Reproduce all of the data below line for line without changing anything, and leave the pictures out.

[Layout region records]
#####
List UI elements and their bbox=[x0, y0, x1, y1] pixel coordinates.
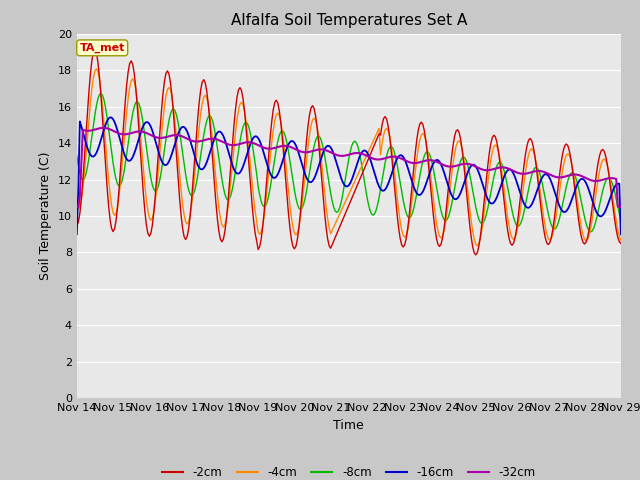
-4cm bbox=[415, 145, 422, 151]
-16cm bbox=[552, 192, 559, 198]
Title: Alfalfa Soil Temperatures Set A: Alfalfa Soil Temperatures Set A bbox=[230, 13, 467, 28]
-4cm bbox=[384, 128, 392, 133]
-2cm bbox=[384, 123, 392, 129]
-8cm bbox=[88, 133, 96, 139]
-16cm bbox=[73, 231, 81, 237]
-16cm bbox=[88, 154, 96, 159]
-16cm bbox=[176, 128, 184, 133]
-2cm bbox=[554, 191, 561, 196]
-4cm bbox=[93, 66, 100, 72]
-32cm bbox=[384, 155, 392, 160]
-8cm bbox=[384, 148, 392, 154]
-4cm bbox=[617, 237, 625, 243]
-8cm bbox=[587, 229, 595, 235]
-4cm bbox=[88, 86, 96, 92]
-32cm bbox=[176, 132, 184, 138]
-8cm bbox=[552, 225, 559, 231]
-16cm bbox=[106, 115, 114, 120]
-2cm bbox=[88, 58, 96, 63]
-32cm bbox=[88, 128, 96, 133]
-16cm bbox=[403, 160, 410, 166]
-2cm bbox=[415, 127, 422, 133]
-2cm bbox=[91, 47, 99, 52]
-8cm bbox=[403, 210, 410, 216]
-16cm bbox=[415, 192, 422, 198]
Text: TA_met: TA_met bbox=[79, 43, 125, 53]
-8cm bbox=[617, 217, 625, 223]
-8cm bbox=[176, 128, 184, 134]
-32cm bbox=[73, 204, 81, 210]
-8cm bbox=[97, 91, 105, 96]
-2cm bbox=[472, 252, 479, 258]
Legend: -2cm, -4cm, -8cm, -16cm, -32cm: -2cm, -4cm, -8cm, -16cm, -32cm bbox=[157, 461, 540, 480]
-2cm bbox=[73, 222, 81, 228]
-32cm bbox=[415, 160, 422, 166]
-16cm bbox=[617, 231, 625, 237]
Line: -16cm: -16cm bbox=[77, 118, 621, 234]
-32cm bbox=[552, 174, 559, 180]
-4cm bbox=[73, 204, 81, 209]
-8cm bbox=[415, 181, 422, 187]
-32cm bbox=[617, 204, 625, 210]
-32cm bbox=[100, 125, 108, 131]
-8cm bbox=[73, 153, 81, 159]
-4cm bbox=[403, 232, 410, 238]
Line: -8cm: -8cm bbox=[77, 94, 621, 232]
-2cm bbox=[403, 236, 410, 241]
-4cm bbox=[474, 243, 481, 249]
-32cm bbox=[403, 158, 410, 164]
-2cm bbox=[617, 240, 625, 246]
X-axis label: Time: Time bbox=[333, 419, 364, 432]
-16cm bbox=[384, 181, 392, 187]
Line: -2cm: -2cm bbox=[77, 49, 621, 255]
Line: -32cm: -32cm bbox=[77, 128, 621, 207]
-4cm bbox=[176, 171, 184, 177]
Line: -4cm: -4cm bbox=[77, 69, 621, 246]
Y-axis label: Soil Temperature (C): Soil Temperature (C) bbox=[39, 152, 52, 280]
-4cm bbox=[554, 205, 561, 211]
-2cm bbox=[176, 195, 184, 201]
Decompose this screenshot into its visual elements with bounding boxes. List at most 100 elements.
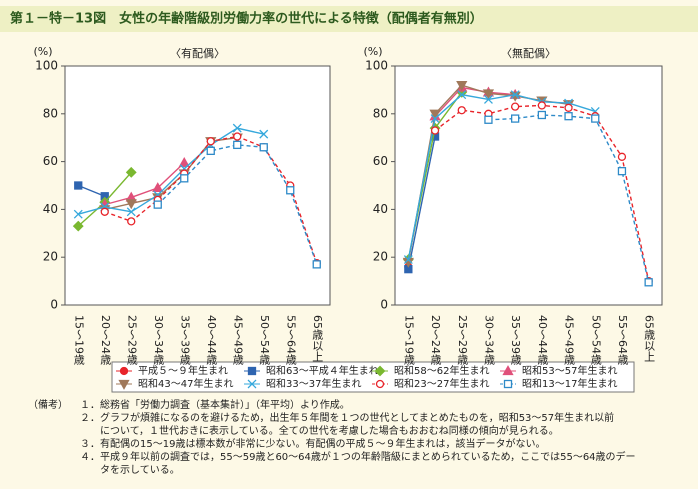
#####
- **Solution to this task**
List UI elements and their bbox=[x0, y0, x1, y1] pixel coordinates.
-4cm bbox=[415, 145, 422, 151]
-16cm bbox=[552, 192, 559, 198]
Title: Alfalfa Soil Temperatures Set A: Alfalfa Soil Temperatures Set A bbox=[230, 13, 467, 28]
-4cm bbox=[384, 128, 392, 133]
-2cm bbox=[384, 123, 392, 129]
-8cm bbox=[88, 133, 96, 139]
-16cm bbox=[73, 231, 81, 237]
-16cm bbox=[88, 154, 96, 159]
-16cm bbox=[176, 128, 184, 133]
-2cm bbox=[554, 191, 561, 196]
-4cm bbox=[93, 66, 100, 72]
-32cm bbox=[384, 155, 392, 160]
-8cm bbox=[384, 148, 392, 154]
-4cm bbox=[617, 237, 625, 243]
-8cm bbox=[587, 229, 595, 235]
-4cm bbox=[88, 86, 96, 92]
-32cm bbox=[176, 132, 184, 138]
-8cm bbox=[552, 225, 559, 231]
-16cm bbox=[106, 115, 114, 120]
-2cm bbox=[88, 58, 96, 63]
-32cm bbox=[88, 128, 96, 133]
-16cm bbox=[403, 160, 410, 166]
-2cm bbox=[415, 127, 422, 133]
-2cm bbox=[91, 47, 99, 52]
-8cm bbox=[403, 210, 410, 216]
-16cm bbox=[415, 192, 422, 198]
Text: TA_met: TA_met bbox=[79, 43, 125, 53]
-8cm bbox=[617, 217, 625, 223]
-8cm bbox=[176, 128, 184, 134]
-32cm bbox=[73, 204, 81, 210]
-8cm bbox=[97, 91, 105, 96]
-2cm bbox=[472, 252, 479, 258]
Legend: -2cm, -4cm, -8cm, -16cm, -32cm: -2cm, -4cm, -8cm, -16cm, -32cm bbox=[157, 461, 540, 480]
-2cm bbox=[73, 222, 81, 228]
-32cm bbox=[415, 160, 422, 166]
-16cm bbox=[617, 231, 625, 237]
Line: -16cm: -16cm bbox=[77, 118, 621, 234]
-32cm bbox=[552, 174, 559, 180]
-4cm bbox=[73, 204, 81, 209]
-8cm bbox=[415, 181, 422, 187]
-32cm bbox=[617, 204, 625, 210]
-32cm bbox=[100, 125, 108, 131]
-8cm bbox=[73, 153, 81, 159]
-4cm bbox=[403, 232, 410, 238]
Line: -8cm: -8cm bbox=[77, 94, 621, 232]
-2cm bbox=[403, 236, 410, 241]
-4cm bbox=[474, 243, 481, 249]
-32cm bbox=[403, 158, 410, 164]
-2cm bbox=[617, 240, 625, 246]
X-axis label: Time: Time bbox=[333, 419, 364, 432]
-16cm bbox=[384, 181, 392, 187]
Line: -2cm: -2cm bbox=[77, 49, 621, 255]
Line: -32cm: -32cm bbox=[77, 128, 621, 207]
-4cm bbox=[176, 171, 184, 177]
Line: -4cm: -4cm bbox=[77, 69, 621, 246]
Y-axis label: Soil Temperature (C): Soil Temperature (C) bbox=[39, 152, 52, 280]
-4cm bbox=[554, 205, 561, 211]
-2cm bbox=[176, 195, 184, 201]
Decompose this screenshot into its visual elements with bounding boxes. List at most 100 elements.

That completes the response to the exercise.